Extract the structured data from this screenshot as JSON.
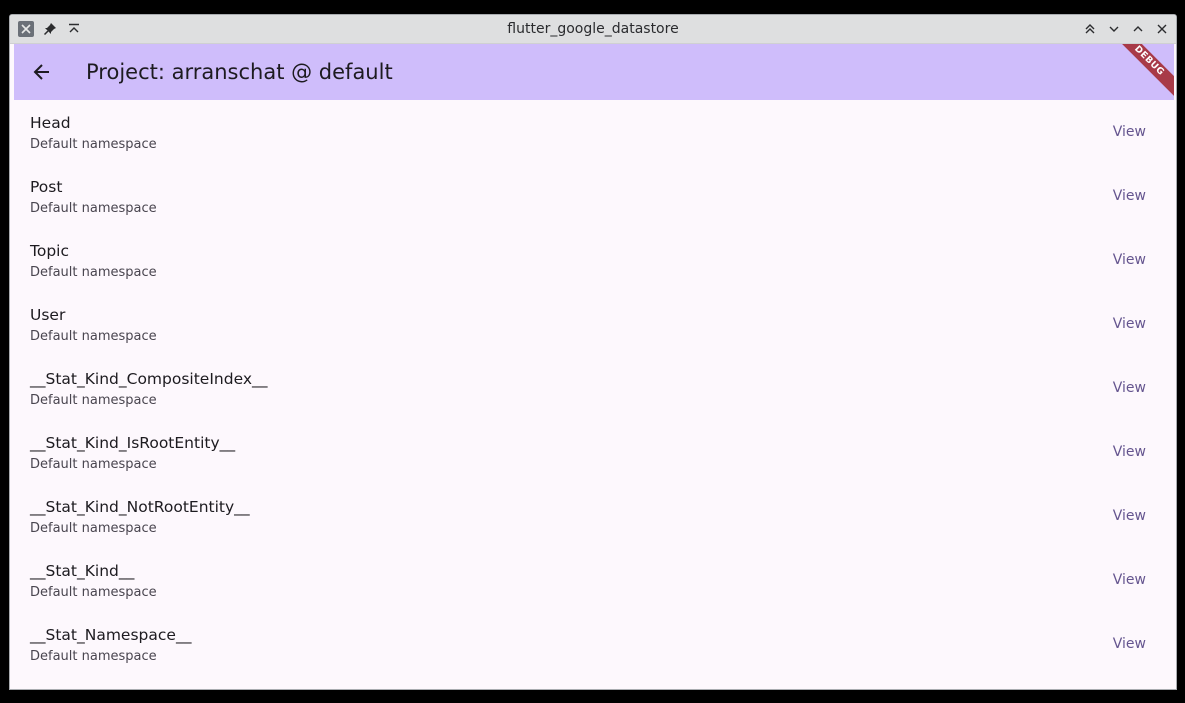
{
  "window": {
    "title": "flutter_google_datastore"
  },
  "appbar": {
    "title": "Project: arranschat @ default",
    "debug_label": "DEBUG"
  },
  "colors": {
    "appbar_bg": "#cfbdfb",
    "debug_banner": "#a83a48",
    "view_button": "#65558f",
    "page_bg": "#fdf8fd"
  },
  "items": [
    {
      "name": "Head",
      "subtitle": "Default namespace",
      "action": "View"
    },
    {
      "name": "Post",
      "subtitle": "Default namespace",
      "action": "View"
    },
    {
      "name": "Topic",
      "subtitle": "Default namespace",
      "action": "View"
    },
    {
      "name": "User",
      "subtitle": "Default namespace",
      "action": "View"
    },
    {
      "name": "__Stat_Kind_CompositeIndex__",
      "subtitle": "Default namespace",
      "action": "View"
    },
    {
      "name": "__Stat_Kind_IsRootEntity__",
      "subtitle": "Default namespace",
      "action": "View"
    },
    {
      "name": "__Stat_Kind_NotRootEntity__",
      "subtitle": "Default namespace",
      "action": "View"
    },
    {
      "name": "__Stat_Kind__",
      "subtitle": "Default namespace",
      "action": "View"
    },
    {
      "name": "__Stat_Namespace__",
      "subtitle": "Default namespace",
      "action": "View"
    }
  ]
}
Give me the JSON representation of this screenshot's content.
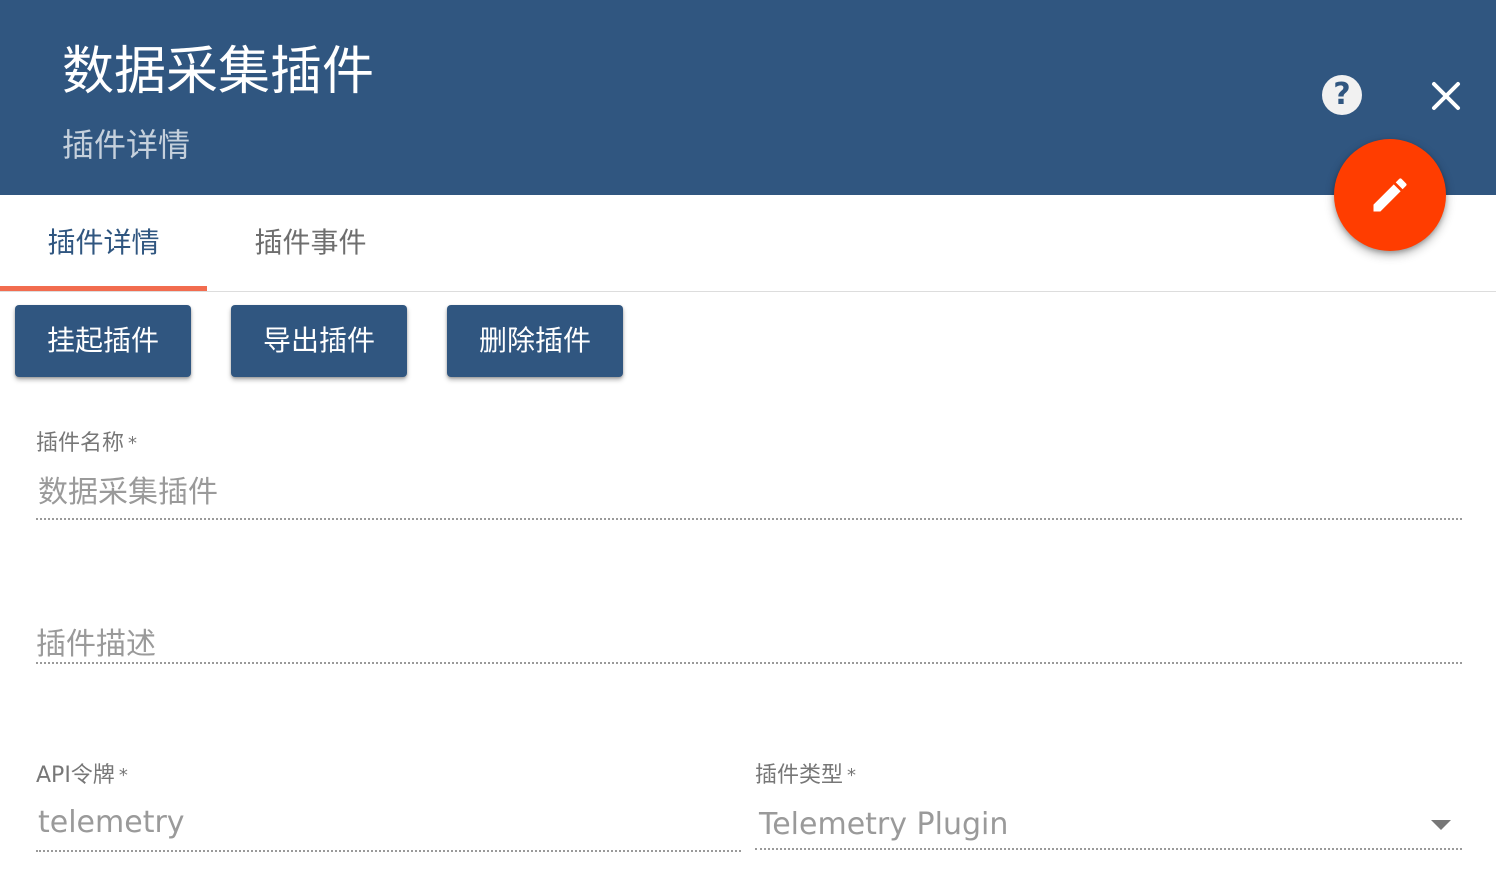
{
  "header": {
    "title": "数据采集插件",
    "subtitle": "插件详情",
    "help_icon_glyph": "?"
  },
  "tabs": [
    {
      "label": "插件详情",
      "active": true
    },
    {
      "label": "插件事件",
      "active": false
    }
  ],
  "actions": {
    "suspend_label": "挂起插件",
    "export_label": "导出插件",
    "delete_label": "删除插件"
  },
  "form": {
    "name": {
      "label": "插件名称",
      "required_mark": "*",
      "value": "数据采集插件"
    },
    "description": {
      "placeholder": "插件描述"
    },
    "api_token": {
      "label": "API令牌",
      "required_mark": "*",
      "value": "telemetry"
    },
    "plugin_type": {
      "label": "插件类型",
      "required_mark": "*",
      "value": "Telemetry Plugin"
    }
  },
  "colors": {
    "header_bg": "#305680",
    "accent": "#ff3d00",
    "tab_indicator": "#f26c4f",
    "button_bg": "#305680"
  },
  "icons": {
    "help": "help-circle-icon",
    "close": "close-icon",
    "edit": "pencil-icon",
    "dropdown": "caret-down-icon"
  }
}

•••

Every line of the material is to be quoted exactly, with no pictures carried over.

* Written solution
Extract the structured data from this screenshot as JSON.
{
  "window": {
    "title": "flutter_google_datastore"
  },
  "appbar": {
    "title": "Project: arranschat @ default",
    "debug_label": "DEBUG"
  },
  "colors": {
    "appbar_bg": "#cfbdfb",
    "debug_banner": "#a83a48",
    "view_button": "#65558f",
    "page_bg": "#fdf8fd"
  },
  "items": [
    {
      "name": "Head",
      "subtitle": "Default namespace",
      "action": "View"
    },
    {
      "name": "Post",
      "subtitle": "Default namespace",
      "action": "View"
    },
    {
      "name": "Topic",
      "subtitle": "Default namespace",
      "action": "View"
    },
    {
      "name": "User",
      "subtitle": "Default namespace",
      "action": "View"
    },
    {
      "name": "__Stat_Kind_CompositeIndex__",
      "subtitle": "Default namespace",
      "action": "View"
    },
    {
      "name": "__Stat_Kind_IsRootEntity__",
      "subtitle": "Default namespace",
      "action": "View"
    },
    {
      "name": "__Stat_Kind_NotRootEntity__",
      "subtitle": "Default namespace",
      "action": "View"
    },
    {
      "name": "__Stat_Kind__",
      "subtitle": "Default namespace",
      "action": "View"
    },
    {
      "name": "__Stat_Namespace__",
      "subtitle": "Default namespace",
      "action": "View"
    }
  ]
}
Give me the JSON representation of this screenshot's content.
{
  "header": {
    "title": "数据采集插件",
    "subtitle": "插件详情",
    "help_icon_glyph": "?"
  },
  "tabs": [
    {
      "label": "插件详情",
      "active": true
    },
    {
      "label": "插件事件",
      "active": false
    }
  ],
  "actions": {
    "suspend_label": "挂起插件",
    "export_label": "导出插件",
    "delete_label": "删除插件"
  },
  "form": {
    "name": {
      "label": "插件名称",
      "required_mark": "*",
      "value": "数据采集插件"
    },
    "description": {
      "placeholder": "插件描述"
    },
    "api_token": {
      "label": "API令牌",
      "required_mark": "*",
      "value": "telemetry"
    },
    "plugin_type": {
      "label": "插件类型",
      "required_mark": "*",
      "value": "Telemetry Plugin"
    }
  },
  "colors": {
    "header_bg": "#305680",
    "accent": "#ff3d00",
    "tab_indicator": "#f26c4f",
    "button_bg": "#305680"
  },
  "icons": {
    "help": "help-circle-icon",
    "close": "close-icon",
    "edit": "pencil-icon",
    "dropdown": "caret-down-icon"
  }
}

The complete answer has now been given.